==== Provided data ====

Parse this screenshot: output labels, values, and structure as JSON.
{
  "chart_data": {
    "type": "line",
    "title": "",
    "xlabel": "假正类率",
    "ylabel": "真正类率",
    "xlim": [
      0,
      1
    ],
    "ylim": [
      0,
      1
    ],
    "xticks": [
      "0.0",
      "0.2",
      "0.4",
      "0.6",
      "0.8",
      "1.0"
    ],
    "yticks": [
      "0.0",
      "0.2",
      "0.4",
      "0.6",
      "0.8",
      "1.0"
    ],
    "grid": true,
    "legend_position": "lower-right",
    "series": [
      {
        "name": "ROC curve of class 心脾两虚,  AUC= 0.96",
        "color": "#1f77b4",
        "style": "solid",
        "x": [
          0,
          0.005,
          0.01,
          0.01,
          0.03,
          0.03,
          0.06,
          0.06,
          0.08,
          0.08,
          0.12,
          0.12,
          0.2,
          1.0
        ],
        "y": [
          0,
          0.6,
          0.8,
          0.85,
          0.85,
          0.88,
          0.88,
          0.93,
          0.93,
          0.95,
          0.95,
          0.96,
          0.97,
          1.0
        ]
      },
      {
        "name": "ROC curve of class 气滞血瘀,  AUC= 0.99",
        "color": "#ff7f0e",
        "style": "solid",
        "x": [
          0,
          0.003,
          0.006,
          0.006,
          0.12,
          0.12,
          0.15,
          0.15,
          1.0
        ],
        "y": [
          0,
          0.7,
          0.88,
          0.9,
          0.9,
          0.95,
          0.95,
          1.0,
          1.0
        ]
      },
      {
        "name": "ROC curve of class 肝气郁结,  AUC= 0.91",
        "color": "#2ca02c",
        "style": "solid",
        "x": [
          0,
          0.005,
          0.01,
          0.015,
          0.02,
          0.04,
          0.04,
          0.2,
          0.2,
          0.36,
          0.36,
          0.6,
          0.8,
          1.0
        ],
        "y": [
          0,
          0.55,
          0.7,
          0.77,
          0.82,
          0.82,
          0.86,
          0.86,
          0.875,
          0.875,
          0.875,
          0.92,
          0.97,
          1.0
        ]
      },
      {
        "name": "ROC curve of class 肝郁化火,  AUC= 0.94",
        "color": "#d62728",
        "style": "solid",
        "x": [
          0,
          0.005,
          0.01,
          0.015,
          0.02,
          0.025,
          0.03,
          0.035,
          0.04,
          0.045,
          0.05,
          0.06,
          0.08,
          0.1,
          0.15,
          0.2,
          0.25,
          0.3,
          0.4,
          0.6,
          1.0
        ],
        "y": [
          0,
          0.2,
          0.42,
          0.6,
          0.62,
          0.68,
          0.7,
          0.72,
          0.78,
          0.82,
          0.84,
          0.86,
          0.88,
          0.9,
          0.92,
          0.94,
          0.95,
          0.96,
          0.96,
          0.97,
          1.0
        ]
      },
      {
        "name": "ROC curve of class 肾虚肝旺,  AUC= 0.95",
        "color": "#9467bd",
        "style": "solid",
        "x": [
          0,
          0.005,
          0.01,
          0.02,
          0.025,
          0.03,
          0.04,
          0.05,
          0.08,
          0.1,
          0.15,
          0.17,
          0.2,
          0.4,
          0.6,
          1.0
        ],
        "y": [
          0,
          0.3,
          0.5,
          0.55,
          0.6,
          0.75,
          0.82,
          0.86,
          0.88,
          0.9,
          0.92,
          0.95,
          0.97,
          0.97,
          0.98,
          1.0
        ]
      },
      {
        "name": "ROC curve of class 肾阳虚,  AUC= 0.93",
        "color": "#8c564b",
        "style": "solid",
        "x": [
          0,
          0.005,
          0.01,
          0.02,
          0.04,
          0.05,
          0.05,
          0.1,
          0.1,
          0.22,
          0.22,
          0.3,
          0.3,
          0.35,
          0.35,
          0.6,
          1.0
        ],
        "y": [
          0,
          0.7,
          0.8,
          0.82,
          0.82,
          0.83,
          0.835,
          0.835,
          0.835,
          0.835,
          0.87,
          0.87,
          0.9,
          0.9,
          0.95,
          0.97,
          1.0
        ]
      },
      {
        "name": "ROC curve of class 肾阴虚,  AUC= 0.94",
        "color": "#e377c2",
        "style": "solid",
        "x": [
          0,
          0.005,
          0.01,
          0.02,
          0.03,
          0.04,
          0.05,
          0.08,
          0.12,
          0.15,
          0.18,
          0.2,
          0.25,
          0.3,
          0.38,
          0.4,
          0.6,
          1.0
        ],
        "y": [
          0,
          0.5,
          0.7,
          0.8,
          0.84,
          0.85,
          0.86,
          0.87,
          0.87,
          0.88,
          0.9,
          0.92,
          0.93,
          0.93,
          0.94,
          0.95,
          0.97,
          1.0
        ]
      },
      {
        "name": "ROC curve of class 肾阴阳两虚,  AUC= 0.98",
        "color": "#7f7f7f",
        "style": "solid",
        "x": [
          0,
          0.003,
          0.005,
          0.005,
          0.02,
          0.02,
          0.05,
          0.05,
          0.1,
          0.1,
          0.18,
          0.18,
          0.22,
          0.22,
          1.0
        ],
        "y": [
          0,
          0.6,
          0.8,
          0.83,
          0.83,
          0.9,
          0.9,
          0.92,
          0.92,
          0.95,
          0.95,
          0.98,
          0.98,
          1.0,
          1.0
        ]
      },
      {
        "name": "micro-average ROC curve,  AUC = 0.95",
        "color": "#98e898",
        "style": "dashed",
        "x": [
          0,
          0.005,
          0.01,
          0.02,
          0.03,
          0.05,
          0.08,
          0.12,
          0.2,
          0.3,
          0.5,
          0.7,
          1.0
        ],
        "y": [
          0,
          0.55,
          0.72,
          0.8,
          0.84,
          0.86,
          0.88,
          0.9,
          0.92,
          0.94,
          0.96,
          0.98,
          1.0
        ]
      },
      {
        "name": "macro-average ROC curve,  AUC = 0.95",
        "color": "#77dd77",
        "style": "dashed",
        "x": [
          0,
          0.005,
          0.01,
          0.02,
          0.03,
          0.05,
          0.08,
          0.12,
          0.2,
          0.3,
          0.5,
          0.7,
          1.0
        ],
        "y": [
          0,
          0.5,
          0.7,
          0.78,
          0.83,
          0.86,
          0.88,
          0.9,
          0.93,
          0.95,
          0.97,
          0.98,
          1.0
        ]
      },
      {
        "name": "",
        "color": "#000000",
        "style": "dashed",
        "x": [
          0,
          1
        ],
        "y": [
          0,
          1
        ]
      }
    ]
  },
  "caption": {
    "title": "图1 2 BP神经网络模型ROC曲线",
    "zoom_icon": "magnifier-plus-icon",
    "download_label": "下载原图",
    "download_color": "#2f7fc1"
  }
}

====

Written task
Reproduce the data, keeping every line exactly the same.

Solution to this task
Parse this screenshot: output labels, values, and structure as JSON.
{
  "chart_data": {
    "type": "line",
    "title": "",
    "xlabel": "假正类率",
    "ylabel": "真正类率",
    "xlim": [
      0,
      1
    ],
    "ylim": [
      0,
      1
    ],
    "xticks": [
      "0.0",
      "0.2",
      "0.4",
      "0.6",
      "0.8",
      "1.0"
    ],
    "yticks": [
      "0.0",
      "0.2",
      "0.4",
      "0.6",
      "0.8",
      "1.0"
    ],
    "grid": true,
    "legend_position": "lower-right",
    "series": [
      {
        "name": "ROC curve of class 心脾两虚,  AUC= 0.96",
        "color": "#1f77b4",
        "style": "solid",
        "x": [
          0,
          0.005,
          0.01,
          0.01,
          0.03,
          0.03,
          0.06,
          0.06,
          0.08,
          0.08,
          0.12,
          0.12,
          0.2,
          1.0
        ],
        "y": [
          0,
          0.6,
          0.8,
          0.85,
          0.85,
          0.88,
          0.88,
          0.93,
          0.93,
          0.95,
          0.95,
          0.96,
          0.97,
          1.0
        ]
      },
      {
        "name": "ROC curve of class 气滞血瘀,  AUC= 0.99",
        "color": "#ff7f0e",
        "style": "solid",
        "x": [
          0,
          0.003,
          0.006,
          0.006,
          0.12,
          0.12,
          0.15,
          0.15,
          1.0
        ],
        "y": [
          0,
          0.7,
          0.88,
          0.9,
          0.9,
          0.95,
          0.95,
          1.0,
          1.0
        ]
      },
      {
        "name": "ROC curve of class 肝气郁结,  AUC= 0.91",
        "color": "#2ca02c",
        "style": "solid",
        "x": [
          0,
          0.005,
          0.01,
          0.015,
          0.02,
          0.04,
          0.04,
          0.2,
          0.2,
          0.36,
          0.36,
          0.6,
          0.8,
          1.0
        ],
        "y": [
          0,
          0.55,
          0.7,
          0.77,
          0.82,
          0.82,
          0.86,
          0.86,
          0.875,
          0.875,
          0.875,
          0.92,
          0.97,
          1.0
        ]
      },
      {
        "name": "ROC curve of class 肝郁化火,  AUC= 0.94",
        "color": "#d62728",
        "style": "solid",
        "x": [
          0,
          0.005,
          0.01,
          0.015,
          0.02,
          0.025,
          0.03,
          0.035,
          0.04,
          0.045,
          0.05,
          0.06,
          0.08,
          0.1,
          0.15,
          0.2,
          0.25,
          0.3,
          0.4,
          0.6,
          1.0
        ],
        "y": [
          0,
          0.2,
          0.42,
          0.6,
          0.62,
          0.68,
          0.7,
          0.72,
          0.78,
          0.82,
          0.84,
          0.86,
          0.88,
          0.9,
          0.92,
          0.94,
          0.95,
          0.96,
          0.96,
          0.97,
          1.0
        ]
      },
      {
        "name": "ROC curve of class 肾虚肝旺,  AUC= 0.95",
        "color": "#9467bd",
        "style": "solid",
        "x": [
          0,
          0.005,
          0.01,
          0.02,
          0.025,
          0.03,
          0.04,
          0.05,
          0.08,
          0.1,
          0.15,
          0.17,
          0.2,
          0.4,
          0.6,
          1.0
        ],
        "y": [
          0,
          0.3,
          0.5,
          0.55,
          0.6,
          0.75,
          0.82,
          0.86,
          0.88,
          0.9,
          0.92,
          0.95,
          0.97,
          0.97,
          0.98,
          1.0
        ]
      },
      {
        "name": "ROC curve of class 肾阳虚,  AUC= 0.93",
        "color": "#8c564b",
        "style": "solid",
        "x": [
          0,
          0.005,
          0.01,
          0.02,
          0.04,
          0.05,
          0.05,
          0.1,
          0.1,
          0.22,
          0.22,
          0.3,
          0.3,
          0.35,
          0.35,
          0.6,
          1.0
        ],
        "y": [
          0,
          0.7,
          0.8,
          0.82,
          0.82,
          0.83,
          0.835,
          0.835,
          0.835,
          0.835,
          0.87,
          0.87,
          0.9,
          0.9,
          0.95,
          0.97,
          1.0
        ]
      },
      {
        "name": "ROC curve of class 肾阴虚,  AUC= 0.94",
        "color": "#e377c2",
        "style": "solid",
        "x": [
          0,
          0.005,
          0.01,
          0.02,
          0.03,
          0.04,
          0.05,
          0.08,
          0.12,
          0.15,
          0.18,
          0.2,
          0.25,
          0.3,
          0.38,
          0.4,
          0.6,
          1.0
        ],
        "y": [
          0,
          0.5,
          0.7,
          0.8,
          0.84,
          0.85,
          0.86,
          0.87,
          0.87,
          0.88,
          0.9,
          0.92,
          0.93,
          0.93,
          0.94,
          0.95,
          0.97,
          1.0
        ]
      },
      {
        "name": "ROC curve of class 肾阴阳两虚,  AUC= 0.98",
        "color": "#7f7f7f",
        "style": "solid",
        "x": [
          0,
          0.003,
          0.005,
          0.005,
          0.02,
          0.02,
          0.05,
          0.05,
          0.1,
          0.1,
          0.18,
          0.18,
          0.22,
          0.22,
          1.0
        ],
        "y": [
          0,
          0.6,
          0.8,
          0.83,
          0.83,
          0.9,
          0.9,
          0.92,
          0.92,
          0.95,
          0.95,
          0.98,
          0.98,
          1.0,
          1.0
        ]
      },
      {
        "name": "micro-average ROC curve,  AUC = 0.95",
        "color": "#98e898",
        "style": "dashed",
        "x": [
          0,
          0.005,
          0.01,
          0.02,
          0.03,
          0.05,
          0.08,
          0.12,
          0.2,
          0.3,
          0.5,
          0.7,
          1.0
        ],
        "y": [
          0,
          0.55,
          0.72,
          0.8,
          0.84,
          0.86,
          0.88,
          0.9,
          0.92,
          0.94,
          0.96,
          0.98,
          1.0
        ]
      },
      {
        "name": "macro-average ROC curve,  AUC = 0.95",
        "color": "#77dd77",
        "style": "dashed",
        "x": [
          0,
          0.005,
          0.01,
          0.02,
          0.03,
          0.05,
          0.08,
          0.12,
          0.2,
          0.3,
          0.5,
          0.7,
          1.0
        ],
        "y": [
          0,
          0.5,
          0.7,
          0.78,
          0.83,
          0.86,
          0.88,
          0.9,
          0.93,
          0.95,
          0.97,
          0.98,
          1.0
        ]
      },
      {
        "name": "",
        "color": "#000000",
        "style": "dashed",
        "x": [
          0,
          1
        ],
        "y": [
          0,
          1
        ]
      }
    ]
  },
  "caption": {
    "title": "图1 2 BP神经网络模型ROC曲线",
    "zoom_icon": "magnifier-plus-icon",
    "download_label": "下载原图",
    "download_color": "#2f7fc1"
  }
}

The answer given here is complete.